Extracted data entries:
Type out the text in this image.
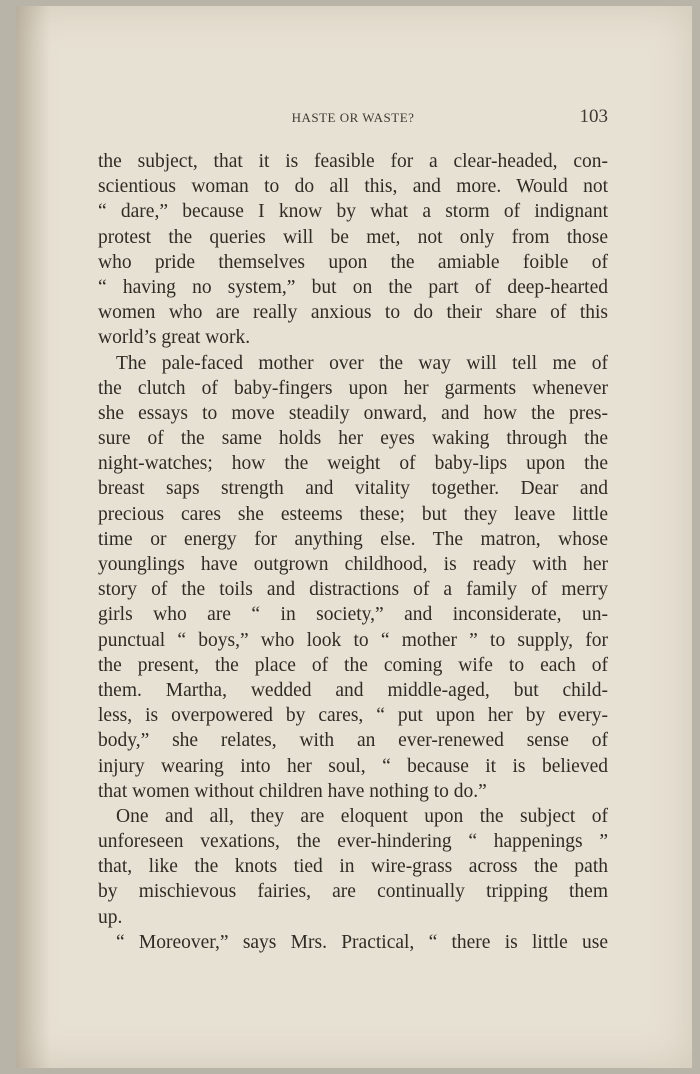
HASTE OR WASTE?	103
the subject, that it is feasible for a clear-headed, con-
scientious woman to do all this, and more. Would not
“ dare,” because I know by what a storm of indignant
protest the queries will be met, not only from those
who pride themselves upon the amiable foible of
“ having no system,” but on the part of deep-hearted
women who are really anxious to do their share of this
world’s great work.
The pale-faced mother over the way will tell me of
the clutch of baby-fingers upon her garments whenever
she essays to move steadily onward, and how the pres-
sure of the same holds her eyes waking through the
night-watches; how the weight of baby-lips upon the
breast saps strength and vitality together. Dear and
precious cares she esteems these; but they leave little
time or energy for anything else. The matron, whose
younglings have outgrown childhood, is ready with her
story of the toils and distractions of a family of merry
girls who are “ in society,” and inconsiderate, un-
punctual “ boys,” who look to “ mother ” to supply, for
the present, the place of the coming wife to each of
them. Martha, wedded and middle-aged, but child-
less, is overpowered by cares, “ put upon her by every-
body,” she relates, with an ever-renewed sense of
injury wearing into her soul, “ because it is believed
that women without children have nothing to do.”
One and all, they are eloquent upon the subject of
unforeseen vexations, the ever-hindering “ happenings ”
that, like the knots tied in wire-grass across the path
by mischievous fairies, are continually tripping them
up.
“ Moreover,” says Mrs. Practical, “ there is little use
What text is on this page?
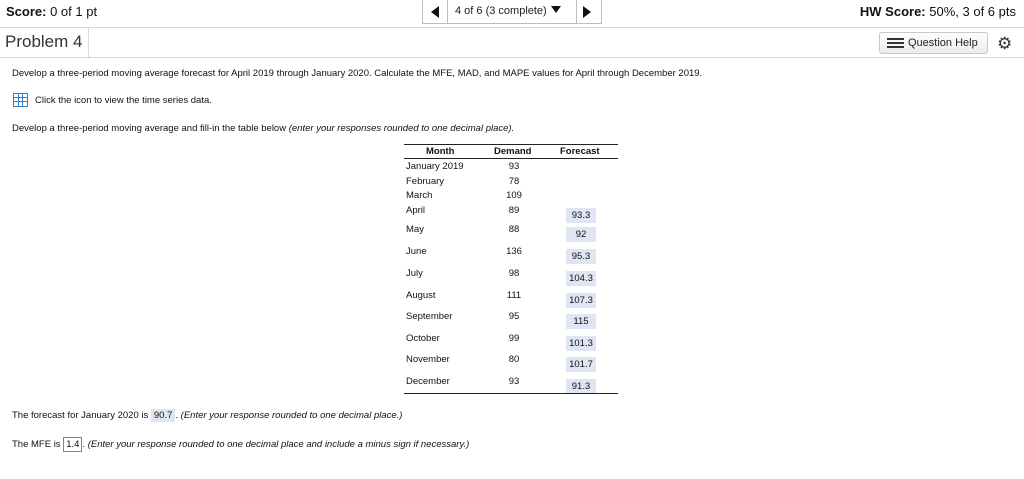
Score: 0 of 1 pt	4 of 6 (3 complete)	HW Score: 50%, 3 of 6 pts
Problem 4	Question Help ⚙
Develop a three-period moving average forecast for April 2019 through January 2020. Calculate the MFE, MAD, and MAPE values for April through December 2019.
Click the icon to view the time series data.
Develop a three-period moving average and fill-in the table below (enter your responses rounded to one decimal place).
Month	Demand	Forecast
January 2019	93
February	78
March	109
April	89	93.3
May	88	92
June	136	95.3
July	98	104.3
August	111	107.3
September	95	115
October	99	101.3
November	80	101.7
December	93	91.3
The forecast for January 2020 is 90.7 . (Enter your response rounded to one decimal place.)
The MFE is 1.4 . (Enter your response rounded to one decimal place and include a minus sign if necessary.)
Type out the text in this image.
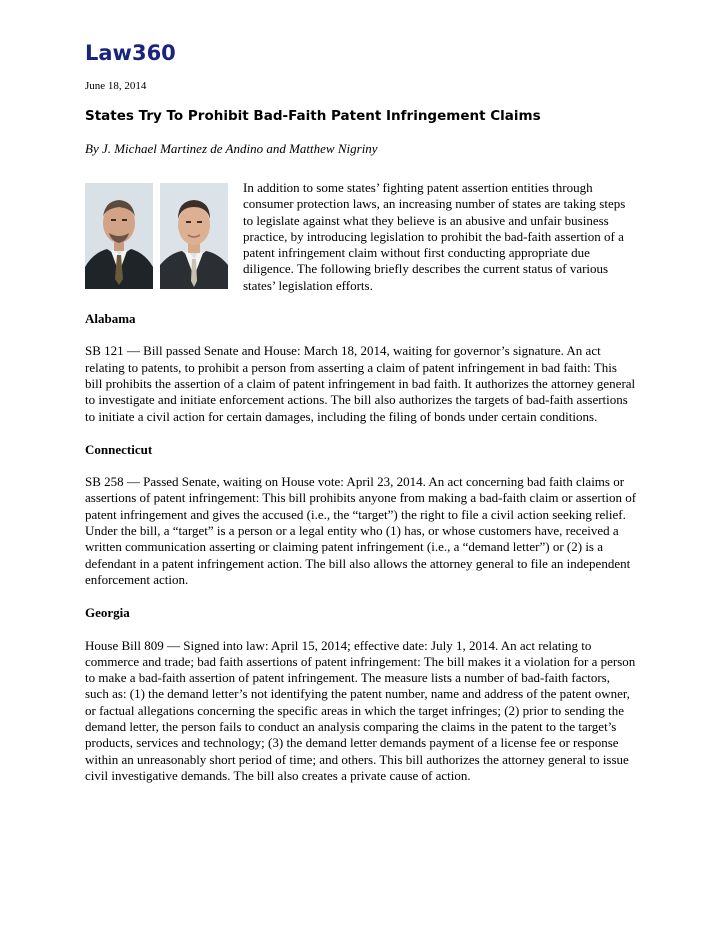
Law360
June 18, 2014
States Try To Prohibit Bad-Faith Patent Infringement Claims
By J. Michael Martinez de Andino and Matthew Nigriny
In addition to some states’ fighting patent assertion entities through consumer protection laws, an increasing number of states are taking steps to legislate against what they believe is an abusive and unfair business practice, by introducing legislation to prohibit the bad-faith assertion of a patent infringement claim without first conducting appropriate due diligence. The following briefly describes the current status of various states’ legislation efforts.
Alabama

SB 121 — Bill passed Senate and House: March 18, 2014, waiting for governor’s signature. An act relating to patents, to prohibit a person from asserting a claim of patent infringement in bad faith: This bill prohibits the assertion of a claim of patent infringement in bad faith. It authorizes the attorney general to investigate and initiate enforcement actions. The bill also authorizes the targets of bad-faith assertions to initiate a civil action for certain damages, including the filing of bonds under certain conditions.

Connecticut

SB 258 — Passed Senate, waiting on House vote: April 23, 2014. An act concerning bad faith claims or assertions of patent infringement: This bill prohibits anyone from making a bad-faith claim or assertion of patent infringement and gives the accused (i.e., the “target”) the right to file a civil action seeking relief. Under the bill, a “target” is a person or a legal entity who (1) has, or whose customers have, received a written communication asserting or claiming patent infringement (i.e., a “demand letter”) or (2) is a defendant in a patent infringement action. The bill also allows the attorney general to file an independent enforcement action.

Georgia

House Bill 809 — Signed into law: April 15, 2014; effective date: July 1, 2014. An act relating to commerce and trade; bad faith assertions of patent infringement: The bill makes it a violation for a person to make a bad-faith assertion of patent infringement. The measure lists a number of bad-faith factors, such as: (1) the demand letter’s not identifying the patent number, name and address of the patent owner, or factual allegations concerning the specific areas in which the target infringes; (2) prior to sending the demand letter, the person fails to conduct an analysis comparing the claims in the patent to the target’s products, services and technology; (3) the demand letter demands payment of a license fee or response within an unreasonably short period of time; and others. This bill authorizes the attorney general to issue civil investigative demands. The bill also creates a private cause of action.
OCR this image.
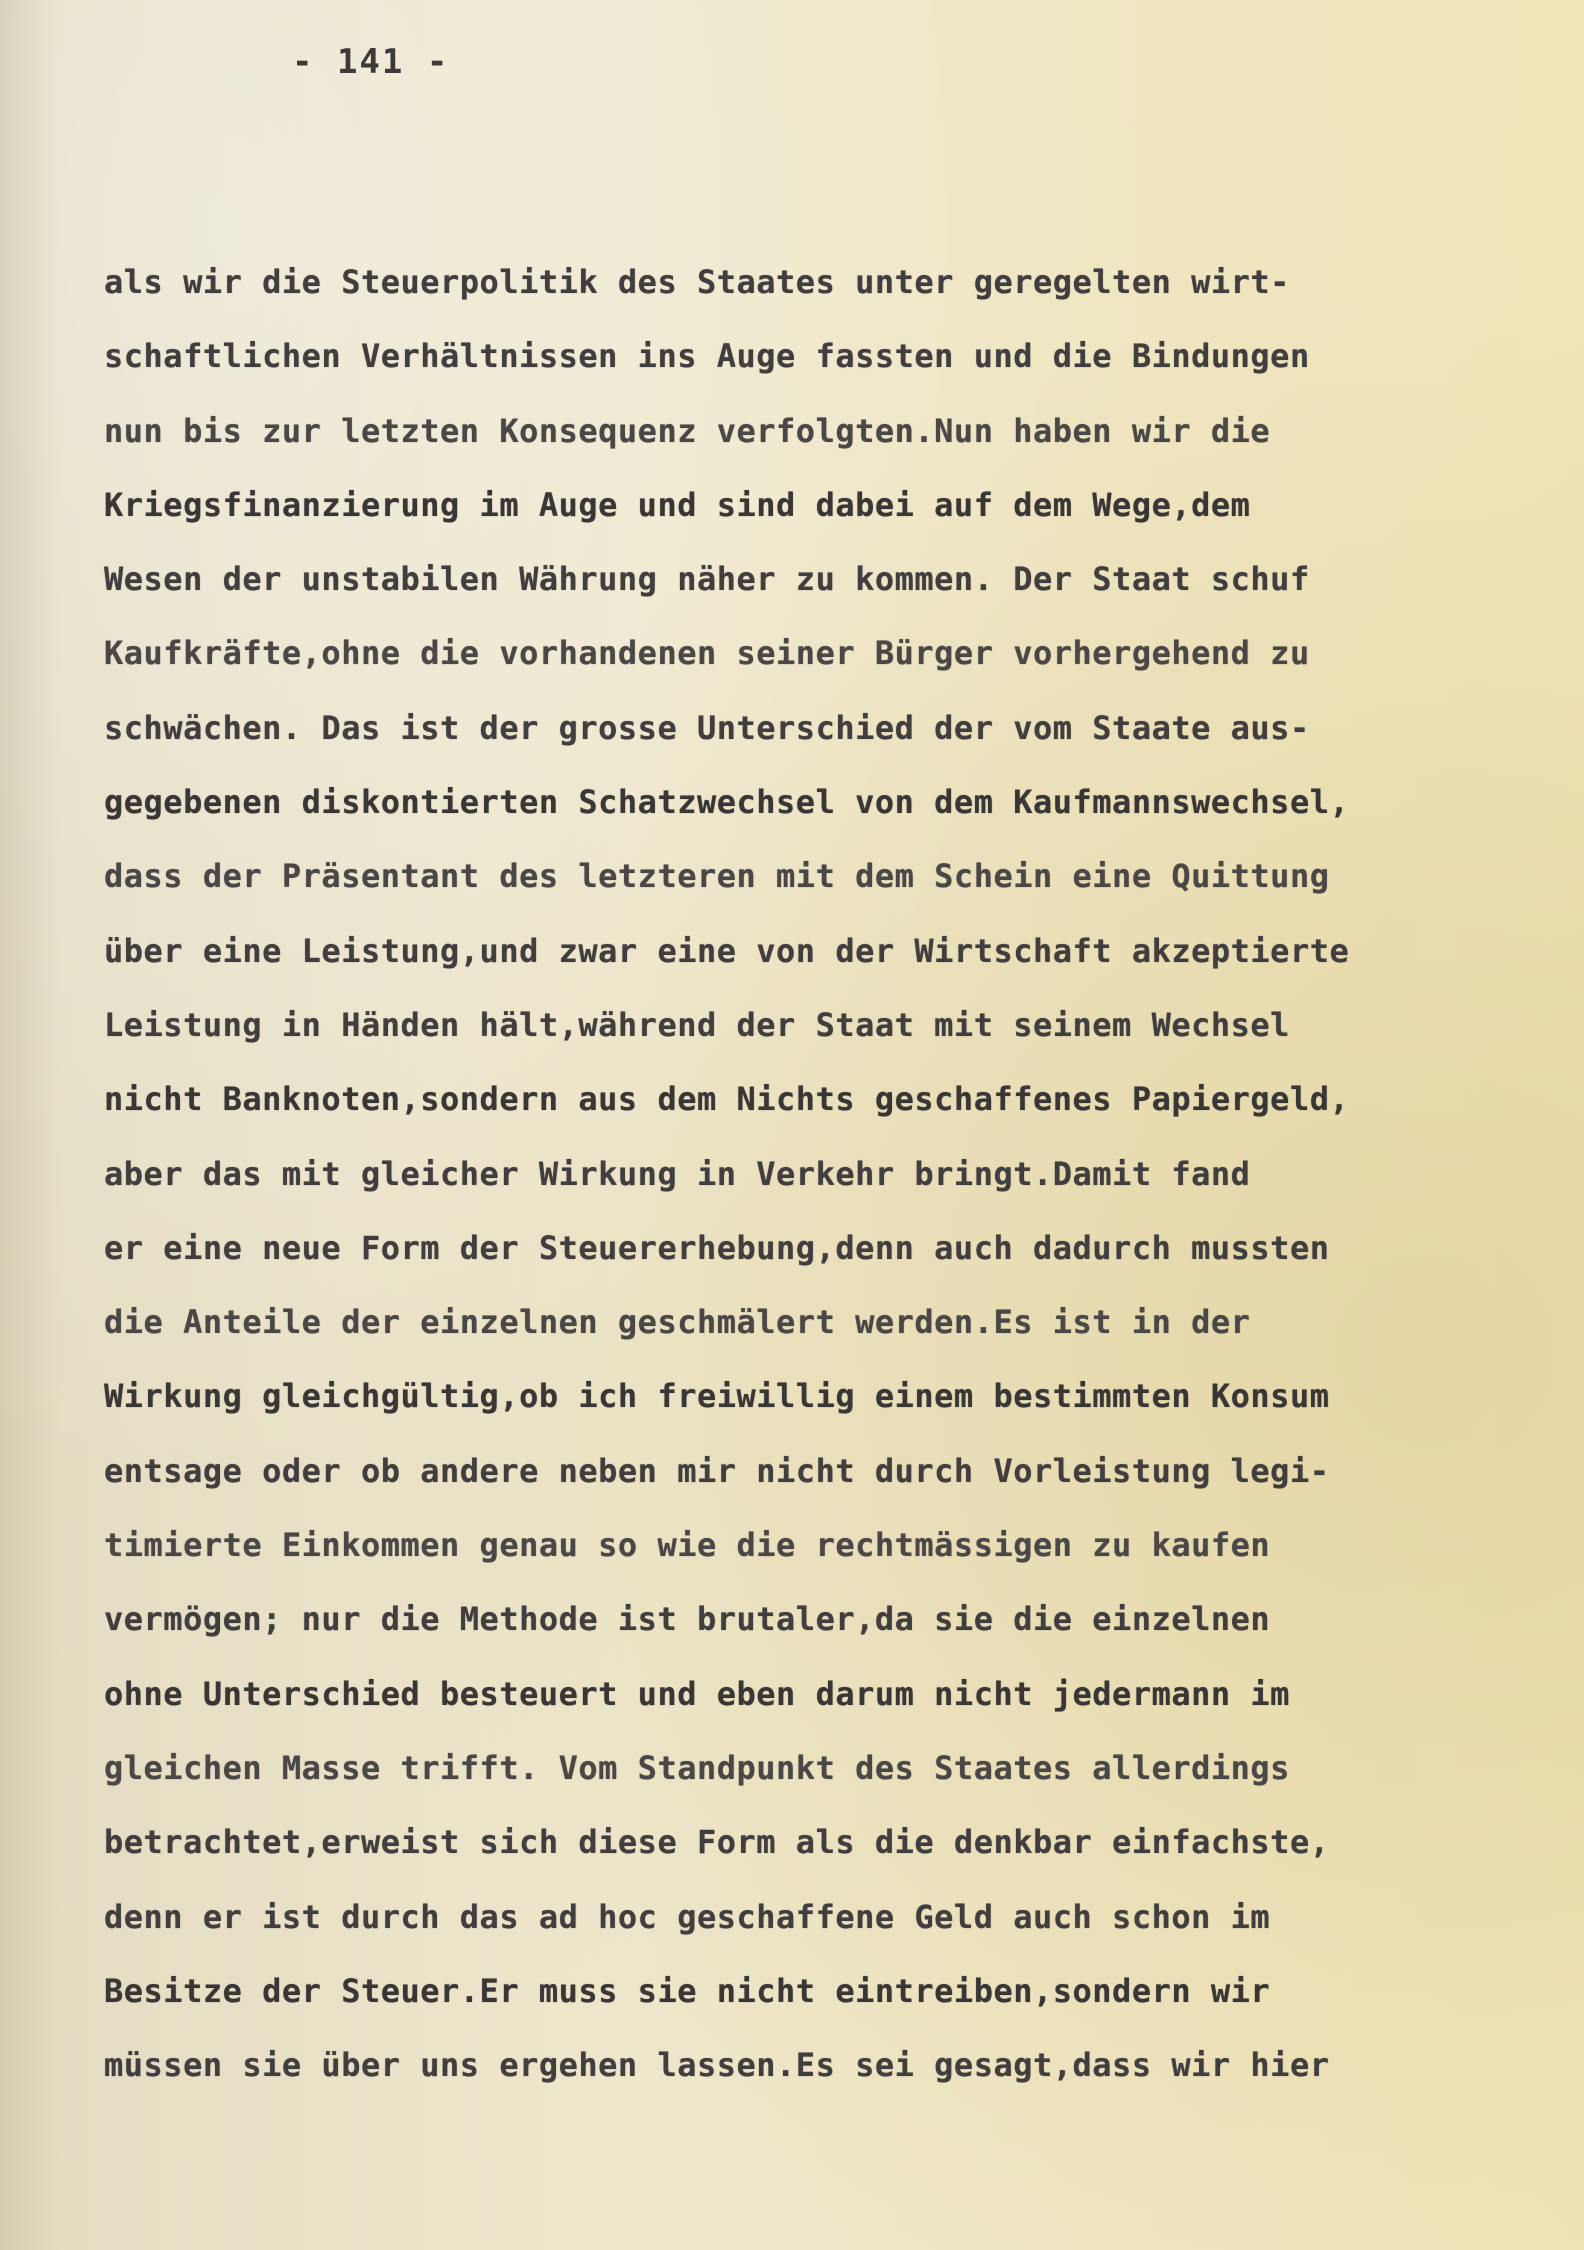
- 141 -
als wir die Steuerpolitik des Staates unter geregelten wirt-
schaftlichen Verhältnissen ins Auge fassten und die Bindungen
nun bis zur letzten Konsequenz verfolgten.Nun haben wir die
Kriegsfinanzierung im Auge und sind dabei auf dem Wege,dem
Wesen der unstabilen Währung näher zu kommen. Der Staat schuf
Kaufkräfte,ohne die vorhandenen seiner Bürger vorhergehend zu
schwächen. Das ist der grosse Unterschied der vom Staate aus-
gegebenen diskontierten Schatzwechsel von dem Kaufmannswechsel,
dass der Präsentant des letzteren mit dem Schein eine Quittung
über eine Leistung,und zwar eine von der Wirtschaft akzeptierte
Leistung in Händen hält,während der Staat mit seinem Wechsel
nicht Banknoten,sondern aus dem Nichts geschaffenes Papiergeld,
aber das mit gleicher Wirkung in Verkehr bringt.Damit fand
er eine neue Form der Steuererhebung,denn auch dadurch mussten
die Anteile der einzelnen geschmälert werden.Es ist in der
Wirkung gleichgültig,ob ich freiwillig einem bestimmten Konsum
entsage oder ob andere neben mir nicht durch Vorleistung legi-
timierte Einkommen genau so wie die rechtmässigen zu kaufen
vermögen; nur die Methode ist brutaler,da sie die einzelnen
ohne Unterschied besteuert und eben darum nicht jedermann im
gleichen Masse trifft. Vom Standpunkt des Staates allerdings
betrachtet,erweist sich diese Form als die denkbar einfachste,
denn er ist durch das ad hoc geschaffene Geld auch schon im
Besitze der Steuer.Er muss sie nicht eintreiben,sondern wir
müssen sie über uns ergehen lassen.Es sei gesagt,dass wir hier
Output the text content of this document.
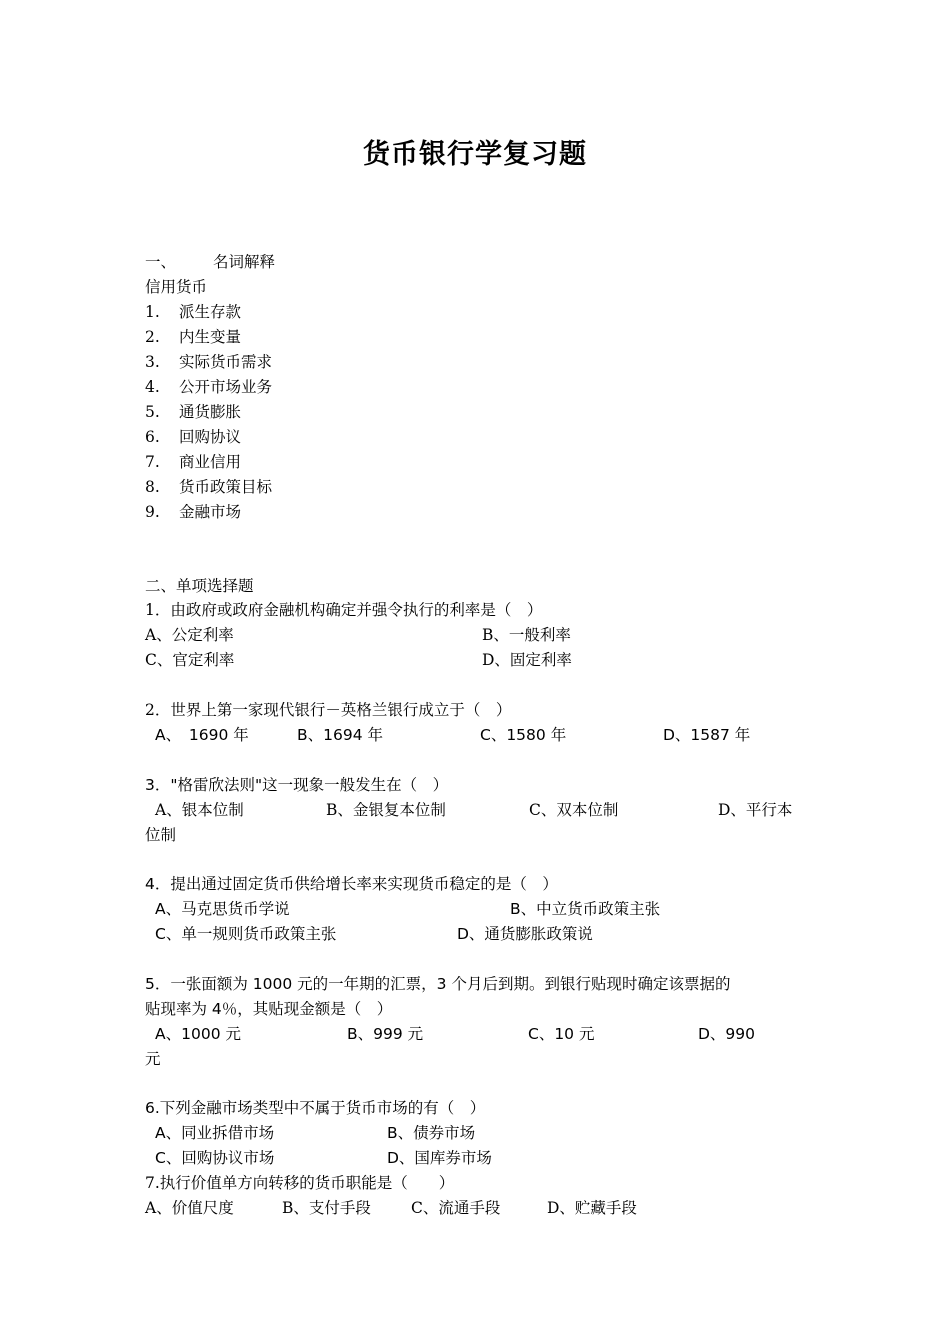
货币银行学复习题
一、 名词解释
信用货币
1. 派生存款
2. 内生变量
3. 实际货币需求
4. 公开市场业务
5. 通货膨胀
6. 回购协议
7. 商业信用
8. 货币政策目标
9. 金融市场
二、单项选择题
1．由政府或政府金融机构确定并强令执行的利率是（　）
A、公定利率	B、一般利率
C、官定利率	D、固定利率
2．世界上第一家现代银行－英格兰银行成立于（　）
A、　1690 年	B、1694 年	C、1580 年	D、1587 年
3．"格雷欣法则"这一现象一般发生在（　）
A、银本位制	B、金银复本位制	C、双本位制	D、平行本
位制
4．提出通过固定货币供给增长率来实现货币稳定的是（　）
A、马克思货币学说	B、中立货币政策主张
C、单一规则货币政策主张	D、通货膨胀政策说
5．一张面额为 1000 元的一年期的汇票，3 个月后到期。到银行贴现时确定该票据的
贴现率为 4％，其贴现金额是（　）
A、1000 元	B、999 元	C、10 元	D、990
元
6.下列金融市场类型中不属于货币市场的有（　）
A、同业拆借市场	B、债券市场
C、回购协议市场	D、国库券市场
7.执行价值单方向转移的货币职能是（　　）
A、价值尺度	B、支付手段	C、流通手段	D、贮藏手段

§ **Problem requirements**: Copy every line above in which the string "auch" shows up.

§ **Answer to this problem**:
er eine neue Form der Steuererhebung,denn auch dadurch mussten
denn er ist durch das ad hoc geschaffene Geld auch schon im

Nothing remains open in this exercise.